> [What is expected]
Reproduce all the lines exactly as they stand, apart from the pictures.

(Structured figure records)
——

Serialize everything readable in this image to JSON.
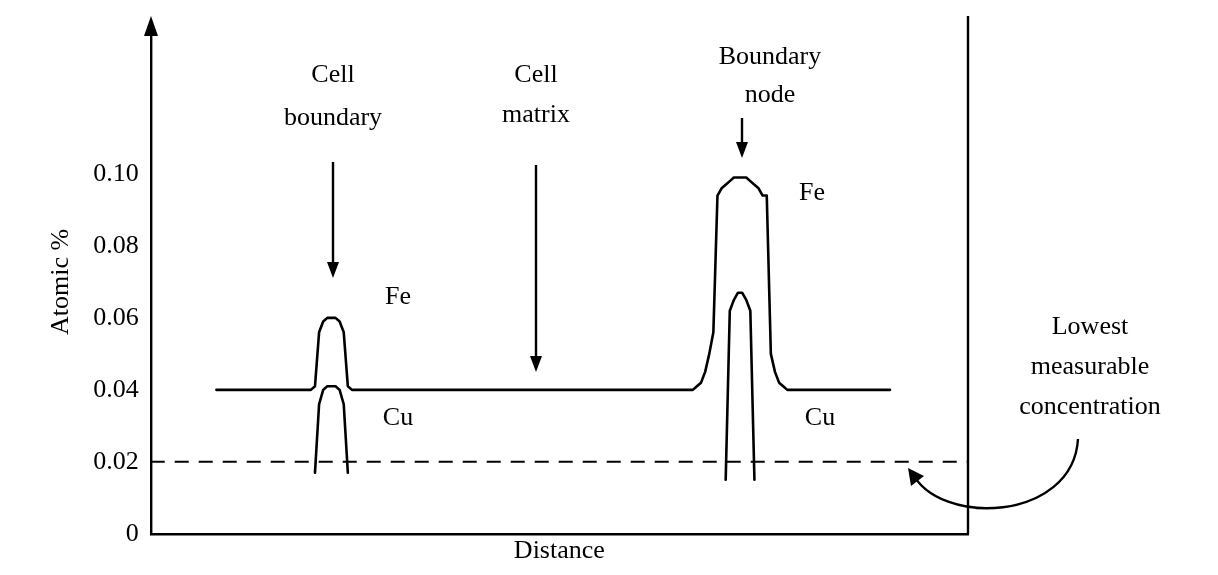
{
  "chart_data": {
    "type": "line",
    "xlabel": "Distance",
    "ylabel": "Atomic %",
    "ylim": [
      0,
      0.14
    ],
    "yticks": [
      0,
      0.02,
      0.04,
      0.06,
      0.08,
      {
        "value": 0.1,
        "label": "0.10"
      }
    ],
    "tick_labels": "y",
    "grid": false,
    "legend": false,
    "marker": "none",
    "line_style": "solid",
    "categories": [
      null,
      null,
      null,
      null,
      null,
      null,
      null,
      null,
      null,
      null,
      null,
      null,
      null,
      null,
      null,
      null,
      null,
      null,
      null,
      null,
      null,
      null,
      null,
      null,
      null,
      null,
      null,
      null,
      null,
      null,
      null,
      null,
      null,
      null,
      null,
      null,
      null,
      null,
      null,
      null,
      null,
      null,
      null,
      null,
      null,
      null,
      null,
      null,
      null,
      null,
      null,
      null,
      null,
      null,
      null,
      null,
      null,
      null,
      null,
      null,
      null,
      null,
      null,
      null,
      null,
      null,
      null,
      null,
      null,
      null,
      null,
      null,
      null,
      null,
      null,
      null,
      null,
      null,
      null,
      null,
      null,
      null,
      null,
      null,
      null,
      null,
      null,
      null,
      null,
      null,
      null,
      null,
      null,
      null,
      null,
      null,
      null,
      null,
      null,
      null,
      null,
      null,
      null,
      null,
      null,
      null,
      null,
      null,
      null,
      null,
      null,
      null,
      null,
      null,
      null,
      null,
      null,
      null,
      null,
      null,
      null,
      null,
      null,
      null,
      null,
      null,
      null,
      null,
      null,
      null,
      null,
      null,
      null,
      null,
      null,
      null,
      null,
      null,
      null,
      null,
      null,
      null,
      null,
      null,
      null,
      null,
      null,
      null,
      null,
      null,
      null,
      null,
      null,
      null,
      null,
      null,
      null,
      null,
      null,
      null,
      null,
      null,
      null,
      null,
      null,
      null,
      null,
      null,
      null,
      null,
      null,
      null,
      null,
      null,
      null,
      null,
      null,
      null,
      null,
      null,
      null,
      null,
      null,
      null,
      null,
      null,
      null,
      null,
      null,
      null,
      null,
      null,
      null,
      null,
      null,
      null,
      null,
      null,
      null,
      null
    ],
    "series": [
      {
        "color": "#000000",
        "values": [
          null,
          null,
          null,
          null,
          null,
          null,
          null,
          null,
          null,
          null,
          null,
          null,
          null,
          null,
          null,
          null,
          0.04,
          0.04,
          0.04,
          0.04,
          0.04,
          0.04,
          0.04,
          0.04,
          0.04,
          0.04,
          0.04,
          0.04,
          0.04,
          0.04,
          0.04,
          0.04,
          0.04,
          0.04,
          0.04,
          0.04,
          0.04,
          0.04,
          0.04,
          0.04,
          0.041,
          0.056,
          0.059,
          0.06,
          0.06,
          0.06,
          0.059,
          0.056,
          0.041,
          0.04,
          0.04,
          0.04,
          0.04,
          0.04,
          0.04,
          0.04,
          0.04,
          0.04,
          0.04,
          0.04,
          0.04,
          0.04,
          0.04,
          0.04,
          0.04,
          0.04,
          0.04,
          0.04,
          0.04,
          0.04,
          0.04,
          0.04,
          0.04,
          0.04,
          0.04,
          0.04,
          0.04,
          0.04,
          0.04,
          0.04,
          0.04,
          0.04,
          0.04,
          0.04,
          0.04,
          0.04,
          0.04,
          0.04,
          0.04,
          0.04,
          0.04,
          0.04,
          0.04,
          0.04,
          0.04,
          0.04,
          0.04,
          0.04,
          0.04,
          0.04,
          0.04,
          0.04,
          0.04,
          0.04,
          0.04,
          0.04,
          0.04,
          0.04,
          0.04,
          0.04,
          0.04,
          0.04,
          0.04,
          0.04,
          0.04,
          0.04,
          0.04,
          0.04,
          0.04,
          0.04,
          0.04,
          0.04,
          0.04,
          0.04,
          0.04,
          0.04,
          0.04,
          0.04,
          0.04,
          0.04,
          0.04,
          0.04,
          0.04,
          0.041,
          0.042,
          0.045,
          0.05,
          0.056,
          0.094,
          0.096,
          0.097,
          0.098,
          0.099,
          0.099,
          0.099,
          0.099,
          0.098,
          0.097,
          0.096,
          0.094,
          0.094,
          0.05,
          0.045,
          0.042,
          0.041,
          0.04,
          0.04,
          0.04,
          0.04,
          0.04,
          0.04,
          0.04,
          0.04,
          0.04,
          0.04,
          0.04,
          0.04,
          0.04,
          0.04,
          0.04,
          0.04,
          0.04,
          0.04,
          0.04,
          0.04,
          0.04,
          0.04,
          0.04,
          0.04,
          0.04,
          0.04,
          null,
          null,
          null,
          null,
          null,
          null,
          null,
          null,
          null,
          null,
          null,
          null,
          null,
          null,
          null,
          null,
          null,
          null,
          null
        ]
      },
      {
        "color": "#000000",
        "values": [
          null,
          null,
          null,
          null,
          null,
          null,
          null,
          null,
          null,
          null,
          null,
          null,
          null,
          null,
          null,
          null,
          null,
          null,
          null,
          null,
          null,
          null,
          null,
          null,
          null,
          null,
          null,
          null,
          null,
          null,
          null,
          null,
          null,
          null,
          null,
          null,
          null,
          null,
          null,
          null,
          0.017,
          0.036,
          0.04,
          0.041,
          0.041,
          0.041,
          0.04,
          0.036,
          0.017,
          null,
          null,
          null,
          null,
          null,
          null,
          null,
          null,
          null,
          null,
          null,
          null,
          null,
          null,
          null,
          null,
          null,
          null,
          null,
          null,
          null,
          null,
          null,
          null,
          null,
          null,
          null,
          null,
          null,
          null,
          null,
          null,
          null,
          null,
          null,
          null,
          null,
          null,
          null,
          null,
          null,
          null,
          null,
          null,
          null,
          null,
          null,
          null,
          null,
          null,
          null,
          null,
          null,
          null,
          null,
          null,
          null,
          null,
          null,
          null,
          null,
          null,
          null,
          null,
          null,
          null,
          null,
          null,
          null,
          null,
          null,
          null,
          null,
          null,
          null,
          null,
          null,
          null,
          null,
          null,
          null,
          null,
          null,
          null,
          null,
          null,
          null,
          null,
          null,
          null,
          null,
          0.015,
          0.062,
          0.065,
          0.067,
          0.067,
          0.065,
          0.062,
          0.015,
          null,
          null,
          null,
          null,
          null,
          null,
          null,
          null,
          null,
          null,
          null,
          null,
          null,
          null,
          null,
          null,
          null,
          null,
          null,
          null,
          null,
          null,
          null,
          null,
          null,
          null,
          null,
          null,
          null,
          null,
          null,
          null,
          null,
          null,
          null,
          null,
          null,
          null,
          null,
          null,
          null,
          null,
          null,
          null,
          null,
          null,
          null,
          null,
          null,
          null,
          null,
          null
        ]
      }
    ],
    "ref_lines": [
      {
        "axis": "y",
        "value": 0.02,
        "label": "Lowest measurable concentration",
        "line_style": "dashed",
        "color": "#000000"
      }
    ],
    "annotations": [
      "Cell boundary",
      "Cell matrix",
      "Boundary node",
      "Fe",
      "Cu",
      "Fe",
      "Cu"
    ]
  }
}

——

> [Exercise answer]
Serialize everything readable in this image to JSON.
{
  "chart_data": {
    "type": "line",
    "xlabel": "Distance",
    "ylabel": "Atomic %",
    "ylim": [
      0,
      0.14
    ],
    "yticks": [
      0,
      0.02,
      0.04,
      0.06,
      0.08,
      {
        "value": 0.1,
        "label": "0.10"
      }
    ],
    "tick_labels": "y",
    "grid": false,
    "legend": false,
    "marker": "none",
    "line_style": "solid",
    "categories": [
      null,
      null,
      null,
      null,
      null,
      null,
      null,
      null,
      null,
      null,
      null,
      null,
      null,
      null,
      null,
      null,
      null,
      null,
      null,
      null,
      null,
      null,
      null,
      null,
      null,
      null,
      null,
      null,
      null,
      null,
      null,
      null,
      null,
      null,
      null,
      null,
      null,
      null,
      null,
      null,
      null,
      null,
      null,
      null,
      null,
      null,
      null,
      null,
      null,
      null,
      null,
      null,
      null,
      null,
      null,
      null,
      null,
      null,
      null,
      null,
      null,
      null,
      null,
      null,
      null,
      null,
      null,
      null,
      null,
      null,
      null,
      null,
      null,
      null,
      null,
      null,
      null,
      null,
      null,
      null,
      null,
      null,
      null,
      null,
      null,
      null,
      null,
      null,
      null,
      null,
      null,
      null,
      null,
      null,
      null,
      null,
      null,
      null,
      null,
      null,
      null,
      null,
      null,
      null,
      null,
      null,
      null,
      null,
      null,
      null,
      null,
      null,
      null,
      null,
      null,
      null,
      null,
      null,
      null,
      null,
      null,
      null,
      null,
      null,
      null,
      null,
      null,
      null,
      null,
      null,
      null,
      null,
      null,
      null,
      null,
      null,
      null,
      null,
      null,
      null,
      null,
      null,
      null,
      null,
      null,
      null,
      null,
      null,
      null,
      null,
      null,
      null,
      null,
      null,
      null,
      null,
      null,
      null,
      null,
      null,
      null,
      null,
      null,
      null,
      null,
      null,
      null,
      null,
      null,
      null,
      null,
      null,
      null,
      null,
      null,
      null,
      null,
      null,
      null,
      null,
      null,
      null,
      null,
      null,
      null,
      null,
      null,
      null,
      null,
      null,
      null,
      null,
      null,
      null,
      null,
      null,
      null,
      null,
      null,
      null
    ],
    "series": [
      {
        "color": "#000000",
        "values": [
          null,
          null,
          null,
          null,
          null,
          null,
          null,
          null,
          null,
          null,
          null,
          null,
          null,
          null,
          null,
          null,
          0.04,
          0.04,
          0.04,
          0.04,
          0.04,
          0.04,
          0.04,
          0.04,
          0.04,
          0.04,
          0.04,
          0.04,
          0.04,
          0.04,
          0.04,
          0.04,
          0.04,
          0.04,
          0.04,
          0.04,
          0.04,
          0.04,
          0.04,
          0.04,
          0.041,
          0.056,
          0.059,
          0.06,
          0.06,
          0.06,
          0.059,
          0.056,
          0.041,
          0.04,
          0.04,
          0.04,
          0.04,
          0.04,
          0.04,
          0.04,
          0.04,
          0.04,
          0.04,
          0.04,
          0.04,
          0.04,
          0.04,
          0.04,
          0.04,
          0.04,
          0.04,
          0.04,
          0.04,
          0.04,
          0.04,
          0.04,
          0.04,
          0.04,
          0.04,
          0.04,
          0.04,
          0.04,
          0.04,
          0.04,
          0.04,
          0.04,
          0.04,
          0.04,
          0.04,
          0.04,
          0.04,
          0.04,
          0.04,
          0.04,
          0.04,
          0.04,
          0.04,
          0.04,
          0.04,
          0.04,
          0.04,
          0.04,
          0.04,
          0.04,
          0.04,
          0.04,
          0.04,
          0.04,
          0.04,
          0.04,
          0.04,
          0.04,
          0.04,
          0.04,
          0.04,
          0.04,
          0.04,
          0.04,
          0.04,
          0.04,
          0.04,
          0.04,
          0.04,
          0.04,
          0.04,
          0.04,
          0.04,
          0.04,
          0.04,
          0.04,
          0.04,
          0.04,
          0.04,
          0.04,
          0.04,
          0.04,
          0.04,
          0.041,
          0.042,
          0.045,
          0.05,
          0.056,
          0.094,
          0.096,
          0.097,
          0.098,
          0.099,
          0.099,
          0.099,
          0.099,
          0.098,
          0.097,
          0.096,
          0.094,
          0.094,
          0.05,
          0.045,
          0.042,
          0.041,
          0.04,
          0.04,
          0.04,
          0.04,
          0.04,
          0.04,
          0.04,
          0.04,
          0.04,
          0.04,
          0.04,
          0.04,
          0.04,
          0.04,
          0.04,
          0.04,
          0.04,
          0.04,
          0.04,
          0.04,
          0.04,
          0.04,
          0.04,
          0.04,
          0.04,
          0.04,
          null,
          null,
          null,
          null,
          null,
          null,
          null,
          null,
          null,
          null,
          null,
          null,
          null,
          null,
          null,
          null,
          null,
          null,
          null
        ]
      },
      {
        "color": "#000000",
        "values": [
          null,
          null,
          null,
          null,
          null,
          null,
          null,
          null,
          null,
          null,
          null,
          null,
          null,
          null,
          null,
          null,
          null,
          null,
          null,
          null,
          null,
          null,
          null,
          null,
          null,
          null,
          null,
          null,
          null,
          null,
          null,
          null,
          null,
          null,
          null,
          null,
          null,
          null,
          null,
          null,
          0.017,
          0.036,
          0.04,
          0.041,
          0.041,
          0.041,
          0.04,
          0.036,
          0.017,
          null,
          null,
          null,
          null,
          null,
          null,
          null,
          null,
          null,
          null,
          null,
          null,
          null,
          null,
          null,
          null,
          null,
          null,
          null,
          null,
          null,
          null,
          null,
          null,
          null,
          null,
          null,
          null,
          null,
          null,
          null,
          null,
          null,
          null,
          null,
          null,
          null,
          null,
          null,
          null,
          null,
          null,
          null,
          null,
          null,
          null,
          null,
          null,
          null,
          null,
          null,
          null,
          null,
          null,
          null,
          null,
          null,
          null,
          null,
          null,
          null,
          null,
          null,
          null,
          null,
          null,
          null,
          null,
          null,
          null,
          null,
          null,
          null,
          null,
          null,
          null,
          null,
          null,
          null,
          null,
          null,
          null,
          null,
          null,
          null,
          null,
          null,
          null,
          null,
          null,
          null,
          0.015,
          0.062,
          0.065,
          0.067,
          0.067,
          0.065,
          0.062,
          0.015,
          null,
          null,
          null,
          null,
          null,
          null,
          null,
          null,
          null,
          null,
          null,
          null,
          null,
          null,
          null,
          null,
          null,
          null,
          null,
          null,
          null,
          null,
          null,
          null,
          null,
          null,
          null,
          null,
          null,
          null,
          null,
          null,
          null,
          null,
          null,
          null,
          null,
          null,
          null,
          null,
          null,
          null,
          null,
          null,
          null,
          null,
          null,
          null,
          null,
          null,
          null,
          null
        ]
      }
    ],
    "ref_lines": [
      {
        "axis": "y",
        "value": 0.02,
        "label": "Lowest measurable concentration",
        "line_style": "dashed",
        "color": "#000000"
      }
    ],
    "annotations": [
      "Cell boundary",
      "Cell matrix",
      "Boundary node",
      "Fe",
      "Cu",
      "Fe",
      "Cu"
    ]
  }
}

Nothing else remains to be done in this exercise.